### DATA RECORDS ###

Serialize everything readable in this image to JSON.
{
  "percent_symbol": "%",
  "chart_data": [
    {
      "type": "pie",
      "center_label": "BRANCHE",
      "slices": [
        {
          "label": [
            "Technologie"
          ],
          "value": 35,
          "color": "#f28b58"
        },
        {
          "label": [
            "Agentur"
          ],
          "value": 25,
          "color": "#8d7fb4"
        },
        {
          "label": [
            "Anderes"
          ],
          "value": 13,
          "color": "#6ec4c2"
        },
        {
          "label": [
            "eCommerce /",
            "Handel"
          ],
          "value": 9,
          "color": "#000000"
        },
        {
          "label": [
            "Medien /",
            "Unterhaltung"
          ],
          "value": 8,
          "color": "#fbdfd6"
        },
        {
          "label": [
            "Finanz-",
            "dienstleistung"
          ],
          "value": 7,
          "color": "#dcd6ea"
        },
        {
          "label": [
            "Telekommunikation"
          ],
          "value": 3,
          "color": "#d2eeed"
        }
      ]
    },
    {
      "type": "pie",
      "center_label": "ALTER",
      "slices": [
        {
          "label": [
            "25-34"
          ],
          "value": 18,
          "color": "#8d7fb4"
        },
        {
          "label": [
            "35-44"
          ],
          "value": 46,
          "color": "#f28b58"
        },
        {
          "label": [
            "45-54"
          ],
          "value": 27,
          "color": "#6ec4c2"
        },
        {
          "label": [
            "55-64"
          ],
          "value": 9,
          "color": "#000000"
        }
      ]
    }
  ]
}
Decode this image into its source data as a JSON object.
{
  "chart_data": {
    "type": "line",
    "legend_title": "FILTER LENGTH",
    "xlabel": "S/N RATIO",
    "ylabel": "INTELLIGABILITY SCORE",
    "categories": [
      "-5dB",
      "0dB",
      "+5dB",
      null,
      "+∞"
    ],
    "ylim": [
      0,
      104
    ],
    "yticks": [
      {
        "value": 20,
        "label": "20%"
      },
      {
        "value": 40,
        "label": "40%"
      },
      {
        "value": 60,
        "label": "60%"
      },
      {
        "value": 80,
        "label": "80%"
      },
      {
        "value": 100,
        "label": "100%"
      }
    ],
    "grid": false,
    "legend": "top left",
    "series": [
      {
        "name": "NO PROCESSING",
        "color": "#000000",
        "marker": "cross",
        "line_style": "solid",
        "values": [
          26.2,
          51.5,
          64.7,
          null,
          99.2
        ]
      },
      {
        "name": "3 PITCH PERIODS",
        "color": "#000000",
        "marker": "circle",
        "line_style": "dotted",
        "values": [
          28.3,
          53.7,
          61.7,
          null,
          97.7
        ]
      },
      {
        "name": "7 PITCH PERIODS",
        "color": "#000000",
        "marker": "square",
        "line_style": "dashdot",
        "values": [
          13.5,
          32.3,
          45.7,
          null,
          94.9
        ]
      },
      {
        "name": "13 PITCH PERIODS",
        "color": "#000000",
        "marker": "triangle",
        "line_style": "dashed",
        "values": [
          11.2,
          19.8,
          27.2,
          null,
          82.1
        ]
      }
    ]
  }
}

###

WHAT YOU ARE ASKED TO DO:
Reproduce all the records precisely.

RESULT OF THE EXERCISE:
Serialize everything readable in this image to JSON.
{
  "percent_symbol": "%",
  "chart_data": [
    {
      "type": "pie",
      "center_label": "BRANCHE",
      "slices": [
        {
          "label": [
            "Technologie"
          ],
          "value": 35,
          "color": "#f28b58"
        },
        {
          "label": [
            "Agentur"
          ],
          "value": 25,
          "color": "#8d7fb4"
        },
        {
          "label": [
            "Anderes"
          ],
          "value": 13,
          "color": "#6ec4c2"
        },
        {
          "label": [
            "eCommerce /",
            "Handel"
          ],
          "value": 9,
          "color": "#000000"
        },
        {
          "label": [
            "Medien /",
            "Unterhaltung"
          ],
          "value": 8,
          "color": "#fbdfd6"
        },
        {
          "label": [
            "Finanz-",
            "dienstleistung"
          ],
          "value": 7,
          "color": "#dcd6ea"
        },
        {
          "label": [
            "Telekommunikation"
          ],
          "value": 3,
          "color": "#d2eeed"
        }
      ]
    },
    {
      "type": "pie",
      "center_label": "ALTER",
      "slices": [
        {
          "label": [
            "25-34"
          ],
          "value": 18,
          "color": "#8d7fb4"
        },
        {
          "label": [
            "35-44"
          ],
          "value": 46,
          "color": "#f28b58"
        },
        {
          "label": [
            "45-54"
          ],
          "value": 27,
          "color": "#6ec4c2"
        },
        {
          "label": [
            "55-64"
          ],
          "value": 9,
          "color": "#000000"
        }
      ]
    }
  ]
}
Decode this image into its source data as a JSON object.
{
  "chart_data": {
    "type": "line",
    "legend_title": "FILTER LENGTH",
    "xlabel": "S/N RATIO",
    "ylabel": "INTELLIGABILITY SCORE",
    "categories": [
      "-5dB",
      "0dB",
      "+5dB",
      null,
      "+∞"
    ],
    "ylim": [
      0,
      104
    ],
    "yticks": [
      {
        "value": 20,
        "label": "20%"
      },
      {
        "value": 40,
        "label": "40%"
      },
      {
        "value": 60,
        "label": "60%"
      },
      {
        "value": 80,
        "label": "80%"
      },
      {
        "value": 100,
        "label": "100%"
      }
    ],
    "grid": false,
    "legend": "top left",
    "series": [
      {
        "name": "NO PROCESSING",
        "color": "#000000",
        "marker": "cross",
        "line_style": "solid",
        "values": [
          26.2,
          51.5,
          64.7,
          null,
          99.2
        ]
      },
      {
        "name": "3 PITCH PERIODS",
        "color": "#000000",
        "marker": "circle",
        "line_style": "dotted",
        "values": [
          28.3,
          53.7,
          61.7,
          null,
          97.7
        ]
      },
      {
        "name": "7 PITCH PERIODS",
        "color": "#000000",
        "marker": "square",
        "line_style": "dashdot",
        "values": [
          13.5,
          32.3,
          45.7,
          null,
          94.9
        ]
      },
      {
        "name": "13 PITCH PERIODS",
        "color": "#000000",
        "marker": "triangle",
        "line_style": "dashed",
        "values": [
          11.2,
          19.8,
          27.2,
          null,
          82.1
        ]
      }
    ]
  }
}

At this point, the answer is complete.